### DATA SHOWN:

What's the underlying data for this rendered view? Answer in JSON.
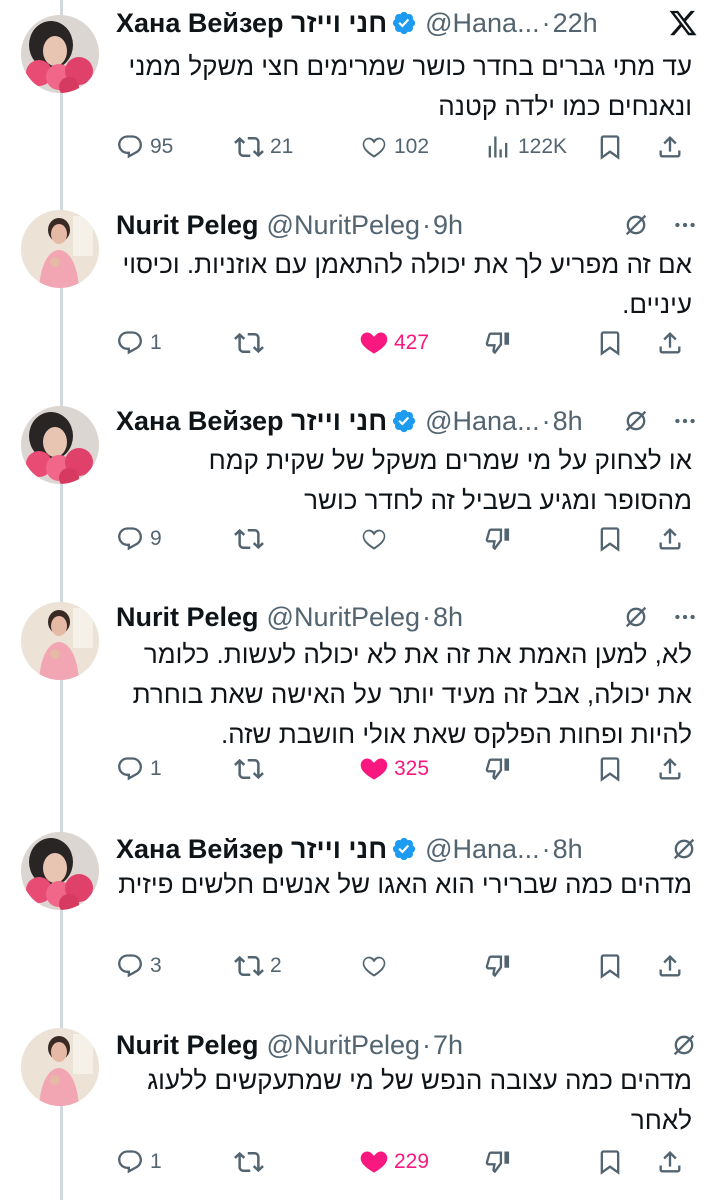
{
  "thread": [
    {
      "author": "Хана Вейзер חני וייזר",
      "verified": true,
      "handle": "@Hana...",
      "time": "22h",
      "text": "עד מתי גברים בחדר כושר שמרימים חצי משקל ממני ונאנחים כמו ילדה קטנה",
      "replies": "95",
      "reposts": "21",
      "likes": "102",
      "views": "122K",
      "liked": false,
      "header_icon": "x-logo-icon",
      "bottom_icons": [
        "reply-icon",
        "repost-icon",
        "like-icon",
        "views-icon",
        "bookmark-icon",
        "share-icon"
      ]
    },
    {
      "author": "Nurit Peleg",
      "verified": false,
      "handle": "@NuritPeleg",
      "time": "9h",
      "text": "אם זה מפריע לך את יכולה להתאמן עם אוזניות. וכיסוי עיניים.",
      "replies": "1",
      "reposts": "",
      "likes": "427",
      "liked": true
    },
    {
      "author": "Хана Вейзер חני וייזר",
      "verified": true,
      "handle": "@Hana...",
      "time": "8h",
      "text": "או לצחוק על מי שמרים משקל של שקית קמח מהסופר ומגיע בשביל זה לחדר כושר",
      "replies": "9",
      "reposts": "",
      "likes": "",
      "liked": false
    },
    {
      "author": "Nurit Peleg",
      "verified": false,
      "handle": "@NuritPeleg",
      "time": "8h",
      "text": "לא, למען האמת את זה את לא יכולה לעשות. כלומר את יכולה, אבל זה מעיד יותר על האישה שאת בוחרת להיות ופחות הפלקס שאת אולי חושבת שזה.",
      "replies": "1",
      "reposts": "",
      "likes": "325",
      "liked": true
    },
    {
      "author": "Хана Вейзер חני וייזר",
      "verified": true,
      "handle": "@Hana...",
      "time": "8h",
      "text": "מדהים כמה שברירי הוא האגו של אנשים חלשים פיזית",
      "replies": "3",
      "reposts": "2",
      "likes": "",
      "liked": false
    },
    {
      "author": "Nurit Peleg",
      "verified": false,
      "handle": "@NuritPeleg",
      "time": "7h",
      "text": "מדהים כמה עצובה הנפש של מי שמתעקשים ללעוג לאחר",
      "replies": "1",
      "reposts": "",
      "likes": "229",
      "liked": true
    }
  ],
  "colors": {
    "text": "#0f1419",
    "secondary": "#536471",
    "like": "#f91880",
    "verified": "#1d9bf0",
    "thread_line": "#cfd9de"
  },
  "separator": "·"
}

### TASK GOAL:
The entries above are to be returned exactly, without their pictures.

### COMPLETE RESPONSE:
What's the underlying data for this rendered view? Answer in JSON.
{
  "thread": [
    {
      "author": "Хана Вейзер חני וייזר",
      "verified": true,
      "handle": "@Hana...",
      "time": "22h",
      "text": "עד מתי גברים בחדר כושר שמרימים חצי משקל ממני ונאנחים כמו ילדה קטנה",
      "replies": "95",
      "reposts": "21",
      "likes": "102",
      "views": "122K",
      "liked": false,
      "header_icon": "x-logo-icon",
      "bottom_icons": [
        "reply-icon",
        "repost-icon",
        "like-icon",
        "views-icon",
        "bookmark-icon",
        "share-icon"
      ]
    },
    {
      "author": "Nurit Peleg",
      "verified": false,
      "handle": "@NuritPeleg",
      "time": "9h",
      "text": "אם זה מפריע לך את יכולה להתאמן עם אוזניות. וכיסוי עיניים.",
      "replies": "1",
      "reposts": "",
      "likes": "427",
      "liked": true
    },
    {
      "author": "Хана Вейзер חני וייזר",
      "verified": true,
      "handle": "@Hana...",
      "time": "8h",
      "text": "או לצחוק על מי שמרים משקל של שקית קמח מהסופר ומגיע בשביל זה לחדר כושר",
      "replies": "9",
      "reposts": "",
      "likes": "",
      "liked": false
    },
    {
      "author": "Nurit Peleg",
      "verified": false,
      "handle": "@NuritPeleg",
      "time": "8h",
      "text": "לא, למען האמת את זה את לא יכולה לעשות. כלומר את יכולה, אבל זה מעיד יותר על האישה שאת בוחרת להיות ופחות הפלקס שאת אולי חושבת שזה.",
      "replies": "1",
      "reposts": "",
      "likes": "325",
      "liked": true
    },
    {
      "author": "Хана Вейзер חני וייזר",
      "verified": true,
      "handle": "@Hana...",
      "time": "8h",
      "text": "מדהים כמה שברירי הוא האגו של אנשים חלשים פיזית",
      "replies": "3",
      "reposts": "2",
      "likes": "",
      "liked": false
    },
    {
      "author": "Nurit Peleg",
      "verified": false,
      "handle": "@NuritPeleg",
      "time": "7h",
      "text": "מדהים כמה עצובה הנפש של מי שמתעקשים ללעוג לאחר",
      "replies": "1",
      "reposts": "",
      "likes": "229",
      "liked": true
    }
  ],
  "colors": {
    "text": "#0f1419",
    "secondary": "#536471",
    "like": "#f91880",
    "verified": "#1d9bf0",
    "thread_line": "#cfd9de"
  },
  "separator": "·"
}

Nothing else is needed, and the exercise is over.